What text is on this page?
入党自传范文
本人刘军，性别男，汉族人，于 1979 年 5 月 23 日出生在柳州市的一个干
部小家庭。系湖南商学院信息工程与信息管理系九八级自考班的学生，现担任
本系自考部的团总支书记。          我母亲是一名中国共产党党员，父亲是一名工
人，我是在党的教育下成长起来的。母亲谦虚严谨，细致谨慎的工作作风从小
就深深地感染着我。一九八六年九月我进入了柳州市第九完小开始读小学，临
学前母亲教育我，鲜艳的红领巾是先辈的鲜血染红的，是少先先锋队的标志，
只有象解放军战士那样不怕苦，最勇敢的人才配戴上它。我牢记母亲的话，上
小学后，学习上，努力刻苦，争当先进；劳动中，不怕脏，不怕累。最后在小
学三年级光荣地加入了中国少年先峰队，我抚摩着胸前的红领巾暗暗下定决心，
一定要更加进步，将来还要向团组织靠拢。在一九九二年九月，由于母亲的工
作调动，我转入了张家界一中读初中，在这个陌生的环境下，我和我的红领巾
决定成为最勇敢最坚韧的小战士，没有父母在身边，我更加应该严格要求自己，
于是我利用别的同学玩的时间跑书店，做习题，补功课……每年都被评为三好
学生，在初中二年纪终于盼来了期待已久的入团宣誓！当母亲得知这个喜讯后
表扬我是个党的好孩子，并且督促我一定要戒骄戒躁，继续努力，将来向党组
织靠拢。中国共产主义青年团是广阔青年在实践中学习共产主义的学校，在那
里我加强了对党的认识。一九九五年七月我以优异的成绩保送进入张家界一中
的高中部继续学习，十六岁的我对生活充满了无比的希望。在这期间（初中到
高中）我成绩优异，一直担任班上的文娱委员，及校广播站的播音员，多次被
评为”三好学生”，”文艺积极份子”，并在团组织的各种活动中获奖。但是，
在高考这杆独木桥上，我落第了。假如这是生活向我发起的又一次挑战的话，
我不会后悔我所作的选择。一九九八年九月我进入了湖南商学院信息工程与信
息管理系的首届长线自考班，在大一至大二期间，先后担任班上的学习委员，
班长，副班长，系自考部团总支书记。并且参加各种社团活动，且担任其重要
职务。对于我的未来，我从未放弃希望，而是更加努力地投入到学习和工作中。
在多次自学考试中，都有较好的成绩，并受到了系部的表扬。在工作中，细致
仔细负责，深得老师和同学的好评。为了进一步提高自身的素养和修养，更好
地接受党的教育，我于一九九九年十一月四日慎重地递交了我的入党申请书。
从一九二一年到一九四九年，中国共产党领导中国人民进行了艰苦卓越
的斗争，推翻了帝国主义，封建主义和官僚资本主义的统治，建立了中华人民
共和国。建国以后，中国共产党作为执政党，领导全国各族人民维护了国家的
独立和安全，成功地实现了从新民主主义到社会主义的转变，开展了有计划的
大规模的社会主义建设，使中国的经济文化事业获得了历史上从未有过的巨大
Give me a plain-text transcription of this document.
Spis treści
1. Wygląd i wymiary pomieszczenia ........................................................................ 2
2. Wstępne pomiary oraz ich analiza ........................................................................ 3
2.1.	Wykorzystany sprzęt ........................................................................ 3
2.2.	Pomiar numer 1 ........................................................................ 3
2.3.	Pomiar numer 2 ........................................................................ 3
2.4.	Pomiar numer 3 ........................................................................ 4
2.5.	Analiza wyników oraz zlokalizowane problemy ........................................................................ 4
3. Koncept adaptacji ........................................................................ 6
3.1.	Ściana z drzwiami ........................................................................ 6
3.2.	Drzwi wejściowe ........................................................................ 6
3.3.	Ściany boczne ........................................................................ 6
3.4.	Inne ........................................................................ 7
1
----------
TASK TO COMPLETE
Please output the entire listing exactly as it stands.

REPLY
What text is on this page?
入党自传范文
本人刘军，性别男，汉族人，于 1979 年 5 月 23 日出生在柳州市的一个干
部小家庭。系湖南商学院信息工程与信息管理系九八级自考班的学生，现担任
本系自考部的团总支书记。          我母亲是一名中国共产党党员，父亲是一名工
人，我是在党的教育下成长起来的。母亲谦虚严谨，细致谨慎的工作作风从小
就深深地感染着我。一九八六年九月我进入了柳州市第九完小开始读小学，临
学前母亲教育我，鲜艳的红领巾是先辈的鲜血染红的，是少先先锋队的标志，
只有象解放军战士那样不怕苦，最勇敢的人才配戴上它。我牢记母亲的话，上
小学后，学习上，努力刻苦，争当先进；劳动中，不怕脏，不怕累。最后在小
学三年级光荣地加入了中国少年先峰队，我抚摩着胸前的红领巾暗暗下定决心，
一定要更加进步，将来还要向团组织靠拢。在一九九二年九月，由于母亲的工
作调动，我转入了张家界一中读初中，在这个陌生的环境下，我和我的红领巾
决定成为最勇敢最坚韧的小战士，没有父母在身边，我更加应该严格要求自己，
于是我利用别的同学玩的时间跑书店，做习题，补功课……每年都被评为三好
学生，在初中二年纪终于盼来了期待已久的入团宣誓！当母亲得知这个喜讯后
表扬我是个党的好孩子，并且督促我一定要戒骄戒躁，继续努力，将来向党组
织靠拢。中国共产主义青年团是广阔青年在实践中学习共产主义的学校，在那
里我加强了对党的认识。一九九五年七月我以优异的成绩保送进入张家界一中
的高中部继续学习，十六岁的我对生活充满了无比的希望。在这期间（初中到
高中）我成绩优异，一直担任班上的文娱委员，及校广播站的播音员，多次被
评为”三好学生”，”文艺积极份子”，并在团组织的各种活动中获奖。但是，
在高考这杆独木桥上，我落第了。假如这是生活向我发起的又一次挑战的话，
我不会后悔我所作的选择。一九九八年九月我进入了湖南商学院信息工程与信
息管理系的首届长线自考班，在大一至大二期间，先后担任班上的学习委员，
班长，副班长，系自考部团总支书记。并且参加各种社团活动，且担任其重要
职务。对于我的未来，我从未放弃希望，而是更加努力地投入到学习和工作中。
在多次自学考试中，都有较好的成绩，并受到了系部的表扬。在工作中，细致
仔细负责，深得老师和同学的好评。为了进一步提高自身的素养和修养，更好
地接受党的教育，我于一九九九年十一月四日慎重地递交了我的入党申请书。
从一九二一年到一九四九年，中国共产党领导中国人民进行了艰苦卓越
的斗争，推翻了帝国主义，封建主义和官僚资本主义的统治，建立了中华人民
共和国。建国以后，中国共产党作为执政党，领导全国各族人民维护了国家的
独立和安全，成功地实现了从新民主主义到社会主义的转变，开展了有计划的
大规模的社会主义建设，使中国的经济文化事业获得了历史上从未有过的巨大
Give me a plain-text transcription of this document.
Spis treści
1. Wygląd i wymiary pomieszczenia ........................................................................ 2
2. Wstępne pomiary oraz ich analiza ........................................................................ 3
2.1.	Wykorzystany sprzęt ........................................................................ 3
2.2.	Pomiar numer 1 ........................................................................ 3
2.3.	Pomiar numer 2 ........................................................................ 3
2.4.	Pomiar numer 3 ........................................................................ 4
2.5.	Analiza wyników oraz zlokalizowane problemy ........................................................................ 4
3. Koncept adaptacji ........................................................................ 6
3.1.	Ściana z drzwiami ........................................................................ 6
3.2.	Drzwi wejściowe ........................................................................ 6
3.3.	Ściany boczne ........................................................................ 6
3.4.	Inne ........................................................................ 7
1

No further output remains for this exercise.